(Extracted records)

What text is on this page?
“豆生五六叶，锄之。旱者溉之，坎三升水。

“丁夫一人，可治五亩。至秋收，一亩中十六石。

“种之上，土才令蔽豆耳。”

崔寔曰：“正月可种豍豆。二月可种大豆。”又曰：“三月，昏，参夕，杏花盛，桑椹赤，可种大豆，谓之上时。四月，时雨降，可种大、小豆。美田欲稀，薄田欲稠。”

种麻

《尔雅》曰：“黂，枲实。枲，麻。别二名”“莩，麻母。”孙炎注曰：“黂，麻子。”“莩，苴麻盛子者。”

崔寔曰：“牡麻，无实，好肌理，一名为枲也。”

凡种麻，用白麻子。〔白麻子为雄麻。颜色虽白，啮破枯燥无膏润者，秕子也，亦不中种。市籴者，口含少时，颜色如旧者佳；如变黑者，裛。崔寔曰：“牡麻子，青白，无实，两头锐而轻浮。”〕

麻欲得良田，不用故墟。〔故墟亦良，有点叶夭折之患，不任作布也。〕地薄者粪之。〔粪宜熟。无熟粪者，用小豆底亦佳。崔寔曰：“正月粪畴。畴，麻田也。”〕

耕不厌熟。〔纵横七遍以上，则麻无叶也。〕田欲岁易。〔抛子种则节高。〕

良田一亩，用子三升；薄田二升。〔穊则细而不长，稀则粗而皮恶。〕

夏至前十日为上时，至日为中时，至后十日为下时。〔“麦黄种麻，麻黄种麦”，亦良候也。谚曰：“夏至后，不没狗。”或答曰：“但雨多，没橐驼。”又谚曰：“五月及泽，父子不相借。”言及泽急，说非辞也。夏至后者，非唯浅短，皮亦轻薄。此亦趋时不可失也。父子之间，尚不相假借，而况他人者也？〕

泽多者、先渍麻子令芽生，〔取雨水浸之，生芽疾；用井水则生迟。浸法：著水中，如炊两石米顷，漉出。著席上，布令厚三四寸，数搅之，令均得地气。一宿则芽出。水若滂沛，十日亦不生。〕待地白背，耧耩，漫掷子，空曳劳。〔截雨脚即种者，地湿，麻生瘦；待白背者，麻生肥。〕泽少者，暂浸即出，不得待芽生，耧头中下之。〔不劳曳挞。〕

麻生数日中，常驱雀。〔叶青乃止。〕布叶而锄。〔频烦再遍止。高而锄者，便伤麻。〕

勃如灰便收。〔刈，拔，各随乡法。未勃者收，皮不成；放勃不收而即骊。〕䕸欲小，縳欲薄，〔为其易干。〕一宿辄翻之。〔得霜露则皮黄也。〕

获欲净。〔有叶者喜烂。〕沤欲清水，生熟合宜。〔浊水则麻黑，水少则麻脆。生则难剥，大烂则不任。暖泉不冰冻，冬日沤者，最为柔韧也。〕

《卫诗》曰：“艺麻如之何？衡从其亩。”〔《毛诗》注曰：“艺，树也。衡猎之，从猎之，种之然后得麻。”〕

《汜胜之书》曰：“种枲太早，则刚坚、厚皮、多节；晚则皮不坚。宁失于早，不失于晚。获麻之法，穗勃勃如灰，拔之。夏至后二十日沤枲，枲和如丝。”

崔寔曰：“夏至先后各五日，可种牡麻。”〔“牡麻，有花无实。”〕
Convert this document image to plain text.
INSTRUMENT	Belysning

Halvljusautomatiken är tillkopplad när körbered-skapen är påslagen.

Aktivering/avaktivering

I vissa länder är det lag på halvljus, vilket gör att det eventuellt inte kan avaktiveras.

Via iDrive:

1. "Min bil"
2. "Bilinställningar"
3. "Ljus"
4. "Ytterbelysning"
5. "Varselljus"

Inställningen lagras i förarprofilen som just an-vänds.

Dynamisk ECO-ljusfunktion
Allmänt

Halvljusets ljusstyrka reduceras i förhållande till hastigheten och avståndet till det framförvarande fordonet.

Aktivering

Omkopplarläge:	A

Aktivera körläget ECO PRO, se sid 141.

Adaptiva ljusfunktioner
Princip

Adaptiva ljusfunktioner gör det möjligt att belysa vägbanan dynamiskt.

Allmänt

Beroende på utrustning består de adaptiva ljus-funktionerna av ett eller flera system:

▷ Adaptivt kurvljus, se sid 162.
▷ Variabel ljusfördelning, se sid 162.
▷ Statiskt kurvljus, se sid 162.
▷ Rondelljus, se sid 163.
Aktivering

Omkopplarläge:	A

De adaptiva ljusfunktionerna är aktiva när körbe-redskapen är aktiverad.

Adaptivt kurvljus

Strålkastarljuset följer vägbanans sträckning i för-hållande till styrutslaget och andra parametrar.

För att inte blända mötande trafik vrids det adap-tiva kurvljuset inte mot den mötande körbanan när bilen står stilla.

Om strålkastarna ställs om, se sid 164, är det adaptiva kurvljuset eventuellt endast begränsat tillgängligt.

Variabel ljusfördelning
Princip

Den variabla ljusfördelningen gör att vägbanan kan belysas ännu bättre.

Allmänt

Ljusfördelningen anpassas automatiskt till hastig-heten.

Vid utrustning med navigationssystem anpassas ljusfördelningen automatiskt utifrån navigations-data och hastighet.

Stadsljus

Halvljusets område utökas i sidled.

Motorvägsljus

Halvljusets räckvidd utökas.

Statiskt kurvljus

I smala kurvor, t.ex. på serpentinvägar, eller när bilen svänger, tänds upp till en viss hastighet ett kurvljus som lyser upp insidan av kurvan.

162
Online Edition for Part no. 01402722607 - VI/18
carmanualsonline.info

### Task instructions:
Copy all of the material word for word.

### Result of this task:
What text is on this page?
“豆生五六叶，锄之。旱者溉之，坎三升水。

“丁夫一人，可治五亩。至秋收，一亩中十六石。

“种之上，土才令蔽豆耳。”

崔寔曰：“正月可种豍豆。二月可种大豆。”又曰：“三月，昏，参夕，杏花盛，桑椹赤，可种大豆，谓之上时。四月，时雨降，可种大、小豆。美田欲稀，薄田欲稠。”

种麻

《尔雅》曰：“黂，枲实。枲，麻。别二名”“莩，麻母。”孙炎注曰：“黂，麻子。”“莩，苴麻盛子者。”

崔寔曰：“牡麻，无实，好肌理，一名为枲也。”

凡种麻，用白麻子。〔白麻子为雄麻。颜色虽白，啮破枯燥无膏润者，秕子也，亦不中种。市籴者，口含少时，颜色如旧者佳；如变黑者，裛。崔寔曰：“牡麻子，青白，无实，两头锐而轻浮。”〕

麻欲得良田，不用故墟。〔故墟亦良，有点叶夭折之患，不任作布也。〕地薄者粪之。〔粪宜熟。无熟粪者，用小豆底亦佳。崔寔曰：“正月粪畴。畴，麻田也。”〕

耕不厌熟。〔纵横七遍以上，则麻无叶也。〕田欲岁易。〔抛子种则节高。〕

良田一亩，用子三升；薄田二升。〔穊则细而不长，稀则粗而皮恶。〕

夏至前十日为上时，至日为中时，至后十日为下时。〔“麦黄种麻，麻黄种麦”，亦良候也。谚曰：“夏至后，不没狗。”或答曰：“但雨多，没橐驼。”又谚曰：“五月及泽，父子不相借。”言及泽急，说非辞也。夏至后者，非唯浅短，皮亦轻薄。此亦趋时不可失也。父子之间，尚不相假借，而况他人者也？〕

泽多者、先渍麻子令芽生，〔取雨水浸之，生芽疾；用井水则生迟。浸法：著水中，如炊两石米顷，漉出。著席上，布令厚三四寸，数搅之，令均得地气。一宿则芽出。水若滂沛，十日亦不生。〕待地白背，耧耩，漫掷子，空曳劳。〔截雨脚即种者，地湿，麻生瘦；待白背者，麻生肥。〕泽少者，暂浸即出，不得待芽生，耧头中下之。〔不劳曳挞。〕

麻生数日中，常驱雀。〔叶青乃止。〕布叶而锄。〔频烦再遍止。高而锄者，便伤麻。〕

勃如灰便收。〔刈，拔，各随乡法。未勃者收，皮不成；放勃不收而即骊。〕䕸欲小，縳欲薄，〔为其易干。〕一宿辄翻之。〔得霜露则皮黄也。〕

获欲净。〔有叶者喜烂。〕沤欲清水，生熟合宜。〔浊水则麻黑，水少则麻脆。生则难剥，大烂则不任。暖泉不冰冻，冬日沤者，最为柔韧也。〕

《卫诗》曰：“艺麻如之何？衡从其亩。”〔《毛诗》注曰：“艺，树也。衡猎之，从猎之，种之然后得麻。”〕

《汜胜之书》曰：“种枲太早，则刚坚、厚皮、多节；晚则皮不坚。宁失于早，不失于晚。获麻之法，穗勃勃如灰，拔之。夏至后二十日沤枲，枲和如丝。”

崔寔曰：“夏至先后各五日，可种牡麻。”〔“牡麻，有花无实。”〕
Convert this document image to plain text.
INSTRUMENT	Belysning

Halvljusautomatiken är tillkopplad när körbered-skapen är påslagen.

Aktivering/avaktivering

I vissa länder är det lag på halvljus, vilket gör att det eventuellt inte kan avaktiveras.

Via iDrive:

1. "Min bil"
2. "Bilinställningar"
3. "Ljus"
4. "Ytterbelysning"
5. "Varselljus"

Inställningen lagras i förarprofilen som just an-vänds.

Dynamisk ECO-ljusfunktion
Allmänt

Halvljusets ljusstyrka reduceras i förhållande till hastigheten och avståndet till det framförvarande fordonet.

Aktivering

Omkopplarläge:	A

Aktivera körläget ECO PRO, se sid 141.

Adaptiva ljusfunktioner
Princip

Adaptiva ljusfunktioner gör det möjligt att belysa vägbanan dynamiskt.

Allmänt

Beroende på utrustning består de adaptiva ljus-funktionerna av ett eller flera system:

▷ Adaptivt kurvljus, se sid 162.
▷ Variabel ljusfördelning, se sid 162.
▷ Statiskt kurvljus, se sid 162.
▷ Rondelljus, se sid 163.
Aktivering

Omkopplarläge:	A

De adaptiva ljusfunktionerna är aktiva när körbe-redskapen är aktiverad.

Adaptivt kurvljus

Strålkastarljuset följer vägbanans sträckning i för-hållande till styrutslaget och andra parametrar.

För att inte blända mötande trafik vrids det adap-tiva kurvljuset inte mot den mötande körbanan när bilen står stilla.

Om strålkastarna ställs om, se sid 164, är det adaptiva kurvljuset eventuellt endast begränsat tillgängligt.

Variabel ljusfördelning
Princip

Den variabla ljusfördelningen gör att vägbanan kan belysas ännu bättre.

Allmänt

Ljusfördelningen anpassas automatiskt till hastig-heten.

Vid utrustning med navigationssystem anpassas ljusfördelningen automatiskt utifrån navigations-data och hastighet.

Stadsljus

Halvljusets område utökas i sidled.

Motorvägsljus

Halvljusets räckvidd utökas.

Statiskt kurvljus

I smala kurvor, t.ex. på serpentinvägar, eller när bilen svänger, tänds upp till en viss hastighet ett kurvljus som lyser upp insidan av kurvan.

162
Online Edition for Part no. 01402722607 - VI/18
carmanualsonline.info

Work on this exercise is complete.